Please pull out every line below that contains the string "cornor" and copy each one in full.
= = =
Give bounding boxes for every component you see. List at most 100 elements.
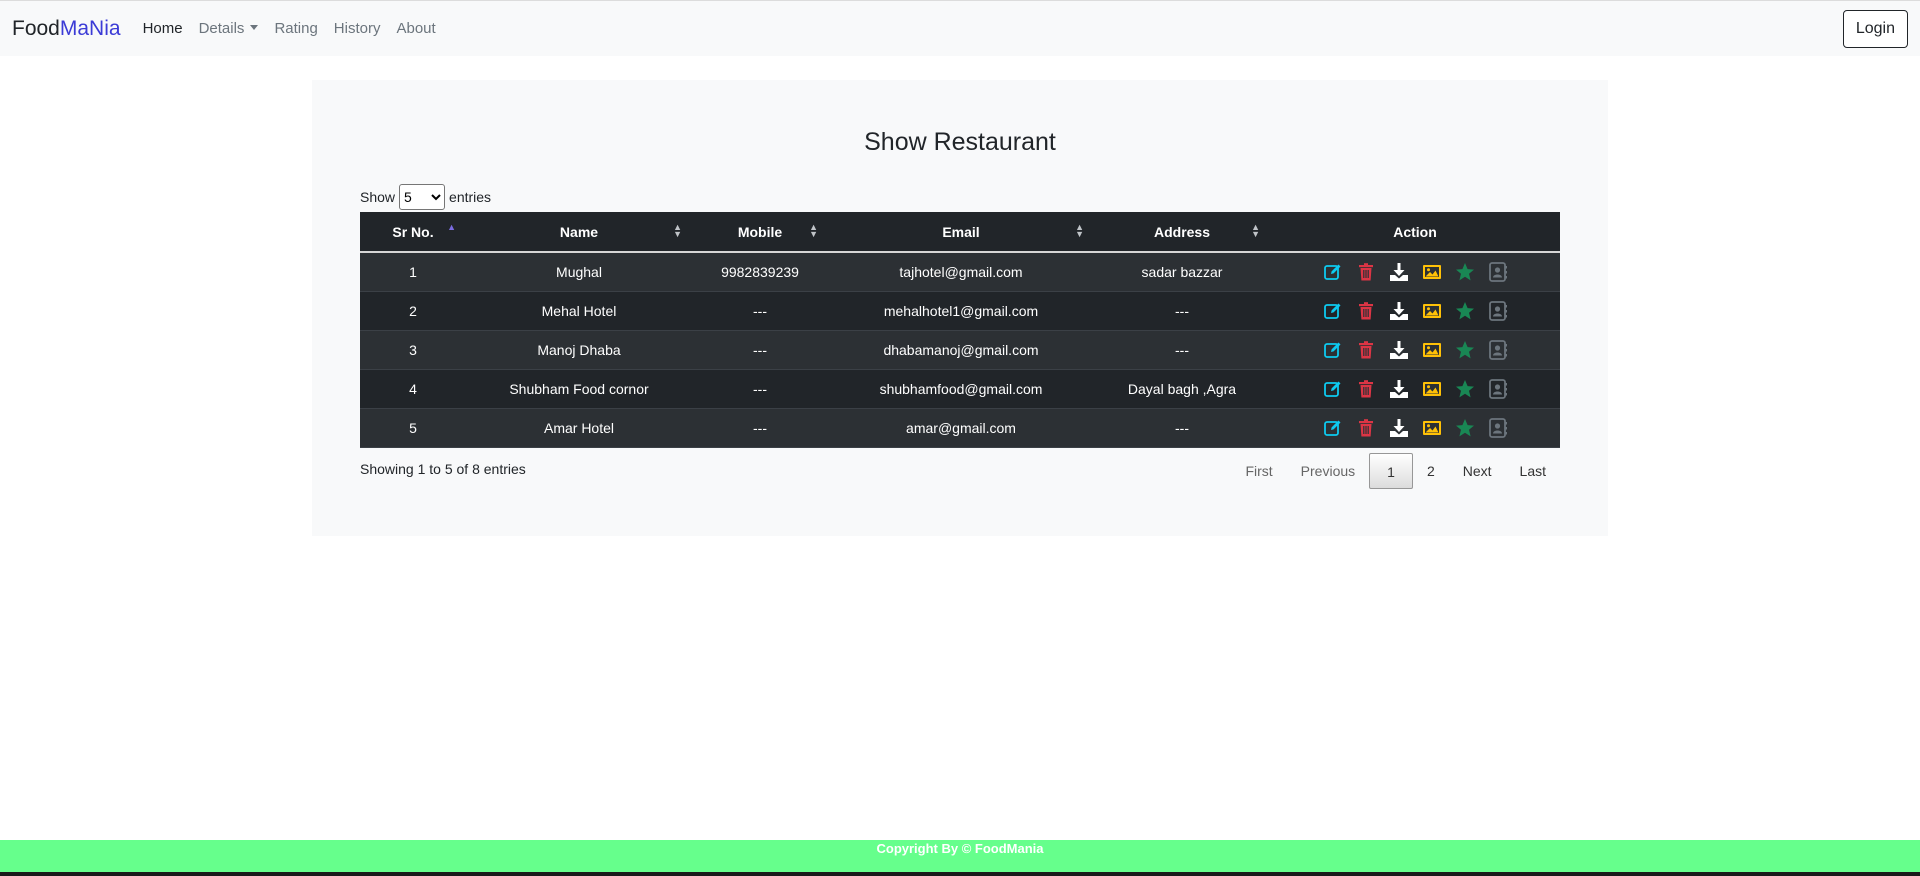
cell-action (1270, 291, 1560, 331)
col-header-action: Action (1270, 212, 1560, 253)
nav-home[interactable]: Home (135, 20, 191, 37)
nav-details-label: Details (198, 20, 245, 37)
brand-text-mania: MaNia (59, 16, 121, 40)
nav-links: Home Details Rating History About (135, 20, 444, 37)
star-icon[interactable] (1454, 417, 1476, 439)
cell-mobile: 9982839239 (692, 252, 828, 292)
cell-sr: 3 (360, 330, 466, 370)
footer: Copyright By © FoodMania (0, 840, 1920, 872)
cell-action (1270, 330, 1560, 370)
col-header-email-label: Email (942, 223, 980, 240)
contact-book-icon[interactable] (1487, 417, 1509, 439)
pagination-next[interactable]: Next (1449, 453, 1506, 489)
sort-icon: ▲ ▼ (809, 222, 818, 239)
pagination-last[interactable]: Last (1506, 453, 1560, 489)
entries-label: entries (449, 189, 492, 205)
login-button[interactable]: Login (1842, 10, 1908, 48)
cell-email: amar@gmail.com (828, 408, 1094, 448)
trash-icon[interactable] (1355, 378, 1377, 400)
download-icon[interactable] (1388, 300, 1410, 322)
trash-icon[interactable] (1355, 339, 1377, 361)
cell-address: --- (1094, 408, 1270, 448)
download-icon[interactable] (1388, 261, 1410, 283)
footer-copyright: Copyright By © FoodMania (876, 841, 1044, 856)
cell-sr: 4 (360, 369, 466, 409)
download-icon[interactable] (1388, 417, 1410, 439)
nav-details-dropdown[interactable]: Details (191, 20, 267, 37)
pagination-page-1[interactable]: 1 (1369, 453, 1413, 489)
download-icon[interactable] (1388, 339, 1410, 361)
image-icon[interactable] (1421, 339, 1443, 361)
star-icon[interactable] (1454, 261, 1476, 283)
pagination: First Previous 1 2 Next Last (1231, 453, 1560, 489)
cell-mobile: --- (692, 369, 828, 409)
cell-name: Amar Hotel (466, 408, 692, 448)
nav-history[interactable]: History (326, 20, 389, 37)
pagination-page-2[interactable]: 2 (1413, 453, 1449, 489)
cell-mobile: --- (692, 408, 828, 448)
action-buttons (1270, 417, 1560, 439)
edit-icon[interactable] (1322, 261, 1344, 283)
caret-down-icon (250, 25, 259, 30)
star-icon[interactable] (1454, 300, 1476, 322)
sort-icon: ▲ ▼ (1251, 222, 1260, 239)
pagination-previous[interactable]: Previous (1287, 453, 1369, 489)
table-row: 5 Amar Hotel --- amar@gmail.com --- (360, 408, 1560, 448)
brand-logo[interactable]: FoodMaNia (12, 17, 121, 41)
edit-icon[interactable] (1322, 300, 1344, 322)
restaurant-table: Sr No. ▲▼ Name ▲▼ Mobile ▲▼ Email ▲▼ Address… (360, 212, 1560, 448)
trash-icon[interactable] (1355, 417, 1377, 439)
image-icon[interactable] (1421, 300, 1443, 322)
star-icon[interactable] (1454, 339, 1476, 361)
star-icon[interactable] (1454, 378, 1476, 400)
cell-name: Manoj Dhaba (466, 330, 692, 370)
cell-action (1270, 369, 1560, 409)
action-buttons (1270, 339, 1560, 361)
action-buttons (1270, 261, 1560, 283)
cell-action (1270, 252, 1560, 292)
contact-book-icon[interactable] (1487, 378, 1509, 400)
edit-icon[interactable] (1322, 378, 1344, 400)
page-length-select[interactable]: 5 (399, 184, 446, 210)
cell-email: mehalhotel1@gmail.com (828, 291, 1094, 331)
download-icon[interactable] (1388, 378, 1410, 400)
bottom-bar (0, 872, 1920, 876)
edit-icon[interactable] (1322, 339, 1344, 361)
table-info: Showing 1 to 5 of 8 entries (360, 461, 526, 477)
cell-mobile: --- (692, 330, 828, 370)
col-header-address[interactable]: Address ▲ ▼ (1094, 212, 1270, 253)
table-row: 1 Mughal 9982839239 tajhotel@gmail.com sadar… (360, 252, 1560, 292)
image-icon[interactable] (1421, 261, 1443, 283)
cell-mobile: --- (692, 291, 828, 331)
brand-text-food: Food (12, 16, 60, 40)
trash-icon[interactable] (1355, 261, 1377, 283)
cell-name: Mehal Hotel (466, 291, 692, 331)
page-title: Show Restaurant (864, 128, 1056, 156)
col-header-name[interactable]: Name ▲ ▼ (466, 212, 692, 253)
contact-book-icon[interactable] (1487, 339, 1509, 361)
col-header-email[interactable]: Email ▲ ▼ (828, 212, 1094, 253)
col-header-address-label: Address (1153, 223, 1211, 240)
edit-icon[interactable] (1322, 417, 1344, 439)
table-row: 4 Shubham Food cornor --- shubhamfood@gmail… (360, 369, 1560, 409)
pagination-first[interactable]: First (1231, 453, 1286, 489)
show-label: Show (360, 189, 396, 205)
image-icon[interactable] (1421, 378, 1443, 400)
cell-name: Mughal (466, 252, 692, 292)
cell-name: Shubham Food cornor (466, 369, 692, 409)
contact-book-icon[interactable] (1487, 300, 1509, 322)
cell-sr: 5 (360, 408, 466, 448)
trash-icon[interactable] (1355, 300, 1377, 322)
col-header-sr-no[interactable]: Sr No. ▲▼ (360, 212, 466, 253)
cell-sr: 2 (360, 291, 466, 331)
table-header-row: Sr No. ▲▼ Name ▲▼ Mobile ▲▼ Email ▲▼ Address… (360, 212, 1560, 253)
nav-rating[interactable]: Rating (266, 20, 325, 37)
sort-icon: ▲ ▼ (1075, 222, 1084, 239)
cell-email: dhabamanoj@gmail.com (828, 330, 1094, 370)
image-icon[interactable] (1421, 417, 1443, 439)
contact-book-icon[interactable] (1487, 261, 1509, 283)
col-header-sr-no-label: Sr No. (392, 223, 434, 240)
sort-ascending-icon: ▲▼ (447, 222, 456, 232)
nav-about[interactable]: About (388, 20, 443, 37)
col-header-mobile[interactable]: Mobile ▲ ▼ (692, 212, 828, 253)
= = =
» OUTPUT OF THE EXERCISE:
table-row: 4 Shubham Food cornor --- shubhamfood@gmail… (360, 369, 1560, 409)
cell-name: Shubham Food cornor (466, 369, 692, 409)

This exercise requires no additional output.